Begin SUPPLIED MATERIAL
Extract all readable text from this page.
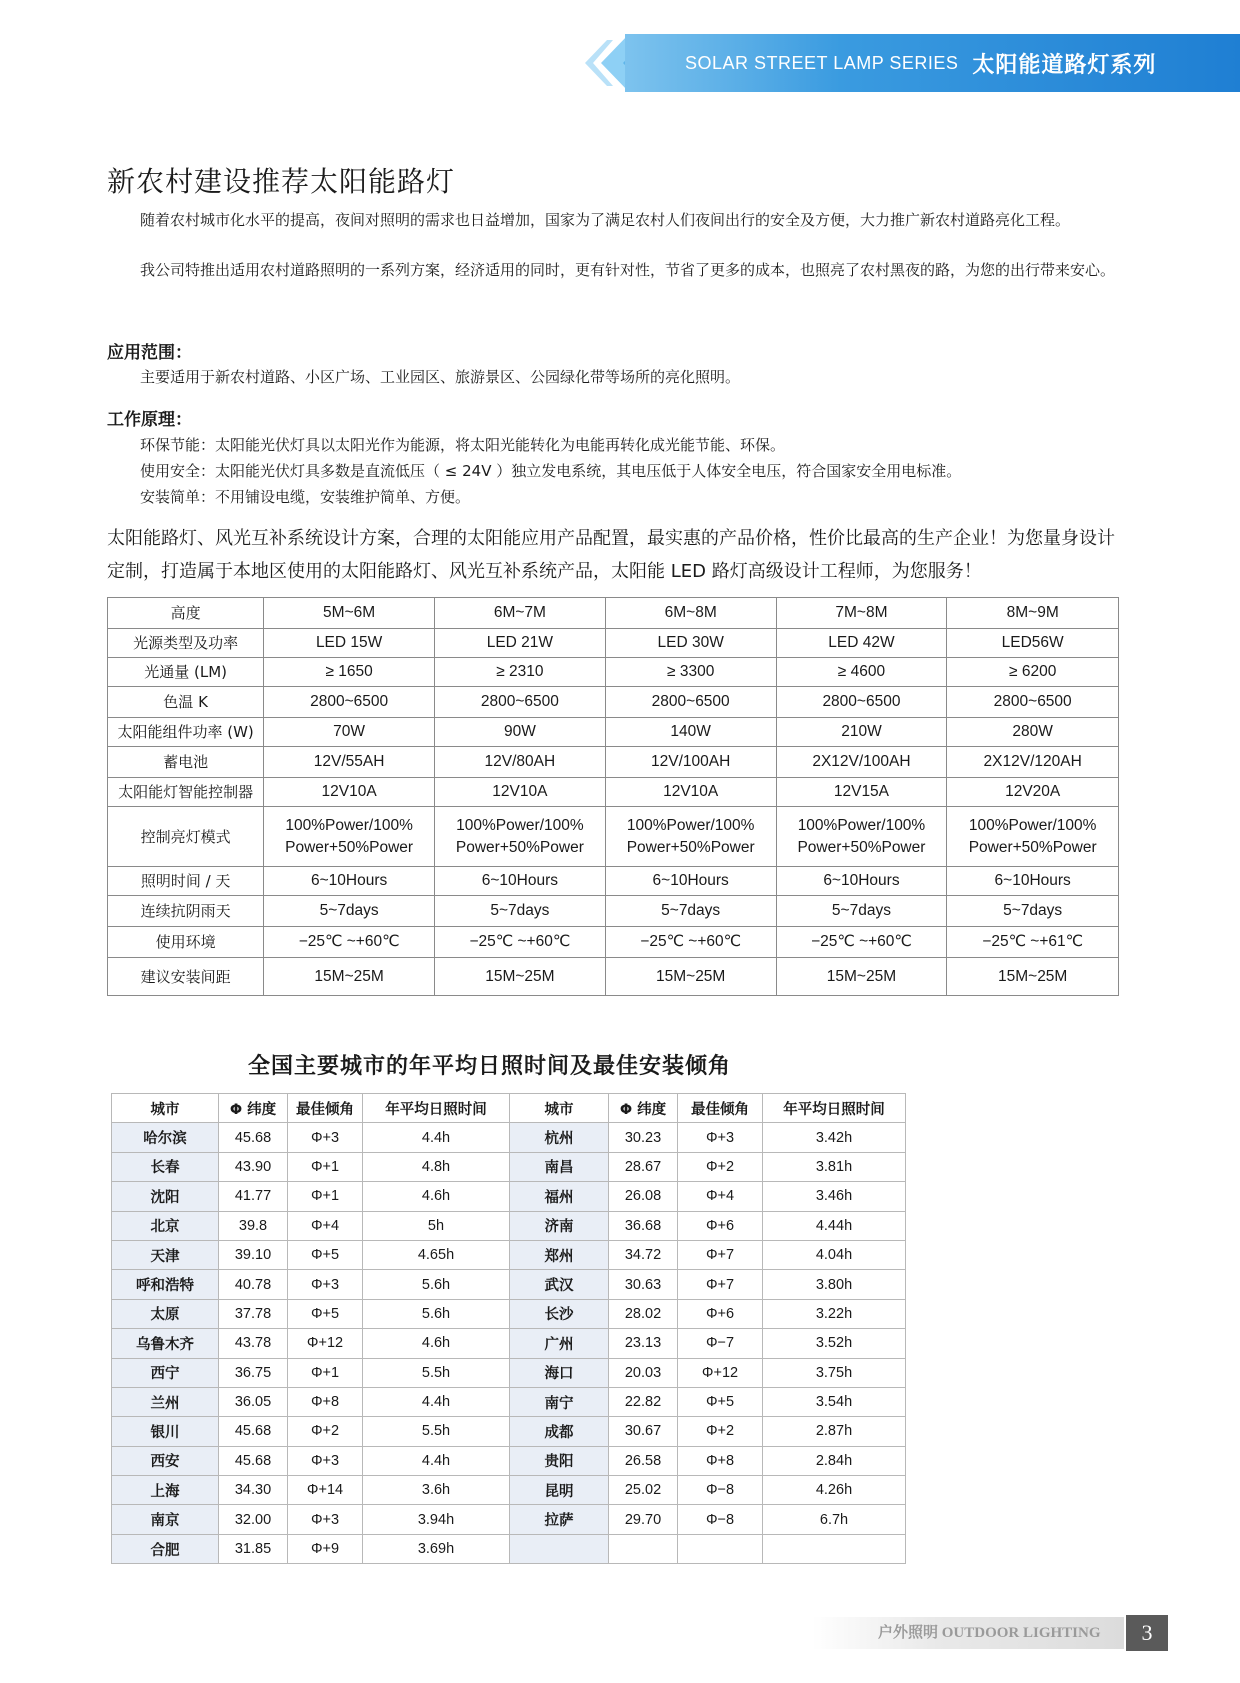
SOLAR STREET LAMP SERIES 太阳能道路灯系列
新农村建设推荐太阳能路灯

随着农村城市化水平的提高，夜间对照明的需求也日益增加，国家为了满足农村人们夜间出行的安全及方便，大力推广新农村道路亮化工程。

我公司特推出适用农村道路照明的一系列方案，经济适用的同时，更有针对性，节省了更多的成本，也照亮了农村黑夜的路，为您的出行带来安心。

应用范围：

主要适用于新农村道路、小区广场、工业园区、旅游景区、公园绿化带等场所的亮化照明。

工作原理：

环保节能：太阳能光伏灯具以太阳光作为能源，将太阳光能转化为电能再转化成光能节能、环保。

使用安全：太阳能光伏灯具多数是直流低压（ ≤ 24V ）独立发电系统，其电压低于人体安全电压，符合国家安全用电标准。

安装简单：不用铺设电缆，安装维护简单、方便。

太阳能路灯、风光互补系统设计方案，合理的太阳能应用产品配置，最实惠的产品价格，性价比最高的生产企业！为您量身设计定制，打造属于本地区使用的太阳能路灯、风光互补系统产品，太阳能 LED 路灯高级设计工程师，为您服务！

高度	5M~6M	6M~7M	6M~8M	7M~8M	8M~9M
光源类型及功率	LED 15W	LED 21W	LED 30W	LED 42W	LED56W
光通量 (LM)	≥ 1650	≥ 2310	≥ 3300	≥ 4600	≥ 6200
色温 K	2800~6500	2800~6500	2800~6500	2800~6500	2800~6500
太阳能组件功率 (W)	70W	90W	140W	210W	280W
蓄电池	12V/55AH	12V/80AH	12V/100AH	2X12V/100AH	2X12V/120AH
太阳能灯智能控制器	12V10A	12V10A	12V10A	12V15A	12V20A
控制亮灯模式	100%Power/100% Power+50%Power	100%Power/100% Power+50%Power	100%Power/100% Power+50%Power	100%Power/100% Power+50%Power	100%Power/100% Power+50%Power
照明时间 / 天	6~10Hours	6~10Hours	6~10Hours	6~10Hours	6~10Hours
连续抗阴雨天	5~7days	5~7days	5~7days	5~7days	5~7days
使用环境	−25℃ ~+60℃	−25℃ ~+60℃	−25℃ ~+60℃	−25℃ ~+60℃	−25℃ ~+61℃
建议安装间距	15M~25M	15M~25M	15M~25M	15M~25M	15M~25M
全国主要城市的年平均日照时间及最佳安装倾角
城市	Φ 纬度	最佳倾角	年平均日照时间	城市	Φ 纬度	最佳倾角	年平均日照时间
哈尔滨	45.68	Φ+3	4.4h	杭州	30.23	Φ+3	3.42h
长春	43.90	Φ+1	4.8h	南昌	28.67	Φ+2	3.81h
沈阳	41.77	Φ+1	4.6h	福州	26.08	Φ+4	3.46h
北京	39.8	Φ+4	5h	济南	36.68	Φ+6	4.44h
天津	39.10	Φ+5	4.65h	郑州	34.72	Φ+7	4.04h
呼和浩特	40.78	Φ+3	5.6h	武汉	30.63	Φ+7	3.80h
太原	37.78	Φ+5	5.6h	长沙	28.02	Φ+6	3.22h
乌鲁木齐	43.78	Φ+12	4.6h	广州	23.13	Φ−7	3.52h
西宁	36.75	Φ+1	5.5h	海口	20.03	Φ+12	3.75h
兰州	36.05	Φ+8	4.4h	南宁	22.82	Φ+5	3.54h
银川	45.68	Φ+2	5.5h	成都	30.67	Φ+2	2.87h
西安	45.68	Φ+3	4.4h	贵阳	26.58	Φ+8	2.84h
上海	34.30	Φ+14	3.6h	昆明	25.02	Φ−8	4.26h
南京	32.00	Φ+3	3.94h	拉萨	29.70	Φ−8	6.7h
合肥	31.85	Φ+9	3.69h				
户外照明 OUTDOOR LIGHTING	3
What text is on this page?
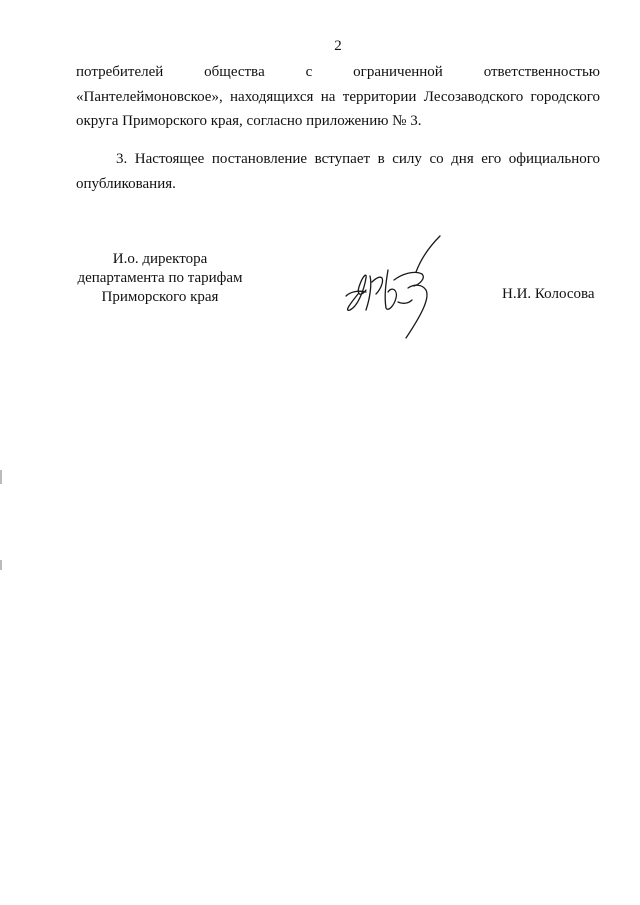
2

потребителей обществa с ограниченной ответственностью
«Пантелеймоновское», находящихся на территории Лесозаводского городского
округа Приморского края, согласно приложению № 3.

3. Настоящее постановление вступает в силу со дня его официального
опубликования.

И.о. директора
департамента по тарифам
Приморского края	Н.И. Колосова
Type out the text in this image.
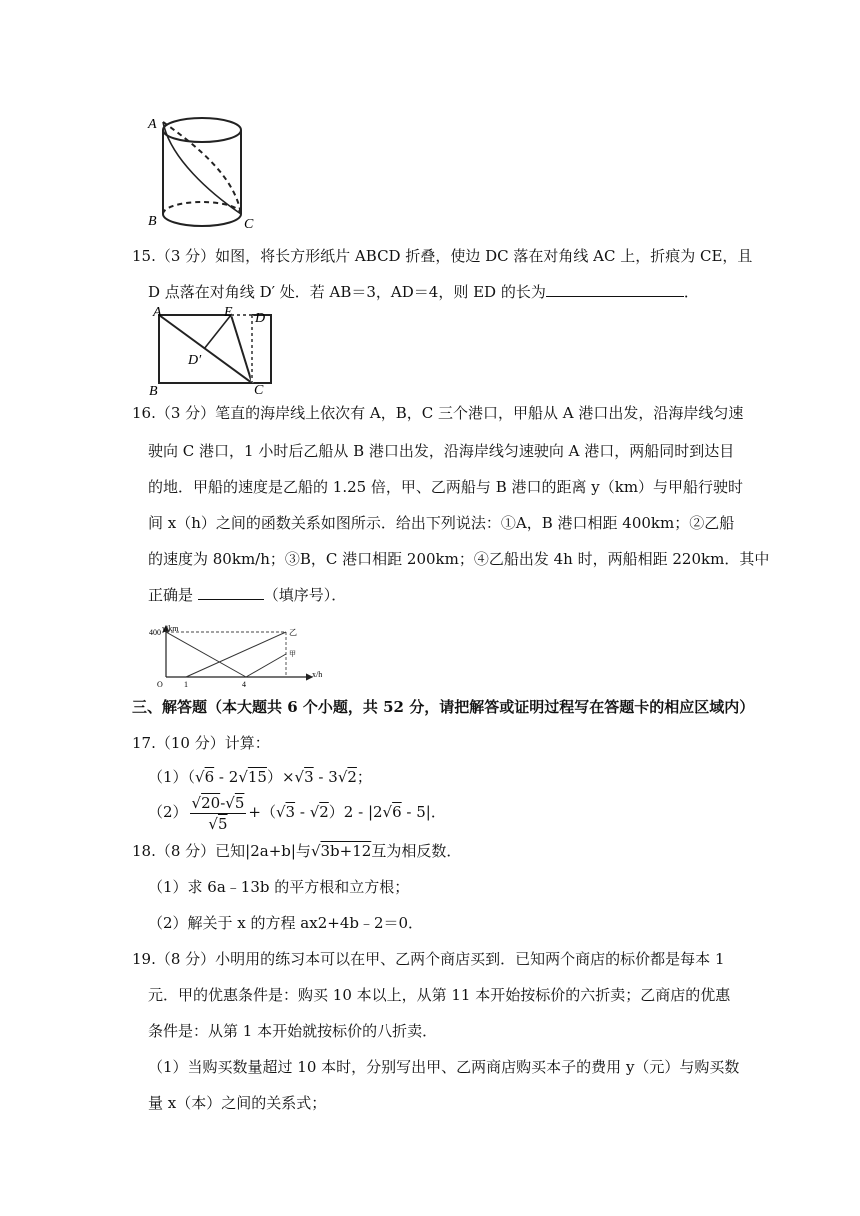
A
B	C
15.（3 分）如图，将长方形纸片 ABCD 折叠，使边 DC 落在对角线 AC 上，折痕为 CE，且
D 点落在对角线 D′ 处．若 AB＝3，AD＝4，则 ED 的长为	．
A	E D
D′
B	C
16.（3 分）笔直的海岸线上依次有 A，B，C 三个港口，甲船从 A 港口出发，沿海岸线匀速
驶向 C 港口，1 小时后乙船从 B 港口出发，沿海岸线匀速驶向 A 港口，两船同时到达目
的地．甲船的速度是乙船的 1.25 倍，甲、乙两船与 B 港口的距离 y（km）与甲船行驶时
间 x（h）之间的函数关系如图所示．给出下列说法：①A，B 港口相距 400km；②乙船
的速度为 80km/h；③B，C 港口相距 200km；④乙船出发 4h 时，两船相距 220km．其中
正确是	（填序号）．
y/km
x/h
400
1	4
O
乙
甲
三、解答题（本大题共 6 个小题，共 52 分，请把解答或证明过程写在答题卡的相应区域内）
17.（10 分）计算：
（1）（√6 - 2√15）×√3 - 3√2；
$(2) \frac{√20-√5}{√5} +(√3 - √2)2 - |2√6 - 5|$．
18.（8 分）已知|2a+b|与√3b+12互为相反数．
（1）求 6a﹣13b 的平方根和立方根；
（2）解关于 x 的方程 ax2+4b﹣2＝0．
19.（8 分）小明用的练习本可以在甲、乙两个商店买到．已知两个商店的标价都是每本 1
元．甲的优惠条件是：购买 10 本以上，从第 11 本开始按标价的六折卖；乙商店的优惠
条件是：从第 1 本开始就按标价的八折卖．
（1）当购买数量超过 10 本时，分别写出甲、乙两商店购买本子的费用 y（元）与购买数
量 x（本）之间的关系式；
End SUPPLIED MATERIAL
EXERCISE BRIEF:
In the records above, find the line containing "Type out the text in this image.". Reproduce it and every line after it through the last line, omitting pictures.

SOLUTION TO THIS TASK:
Type out the text in this image.
A
B	C
15.（3 分）如图，将长方形纸片 ABCD 折叠，使边 DC 落在对角线 AC 上，折痕为 CE，且
D 点落在对角线 D′ 处．若 AB＝3，AD＝4，则 ED 的长为	．
A	E D
D′
B	C
16.（3 分）笔直的海岸线上依次有 A，B，C 三个港口，甲船从 A 港口出发，沿海岸线匀速
驶向 C 港口，1 小时后乙船从 B 港口出发，沿海岸线匀速驶向 A 港口，两船同时到达目
的地．甲船的速度是乙船的 1.25 倍，甲、乙两船与 B 港口的距离 y（km）与甲船行驶时
间 x（h）之间的函数关系如图所示．给出下列说法：①A，B 港口相距 400km；②乙船
的速度为 80km/h；③B，C 港口相距 200km；④乙船出发 4h 时，两船相距 220km．其中
正确是	（填序号）．
y/km
x/h
400
1	4
O
乙
甲
三、解答题（本大题共 6 个小题，共 52 分，请把解答或证明过程写在答题卡的相应区域内）
17.（10 分）计算：
（1）（√6 - 2√15）×√3 - 3√2；
$(2) \frac{√20-√5}{√5} +(√3 - √2)2 - |2√6 - 5|$．
18.（8 分）已知|2a+b|与√3b+12互为相反数．
（1）求 6a﹣13b 的平方根和立方根；
（2）解关于 x 的方程 ax2+4b﹣2＝0．
19.（8 分）小明用的练习本可以在甲、乙两个商店买到．已知两个商店的标价都是每本 1
元．甲的优惠条件是：购买 10 本以上，从第 11 本开始按标价的六折卖；乙商店的优惠
条件是：从第 1 本开始就按标价的八折卖．
（1）当购买数量超过 10 本时，分别写出甲、乙两商店购买本子的费用 y（元）与购买数
量 x（本）之间的关系式；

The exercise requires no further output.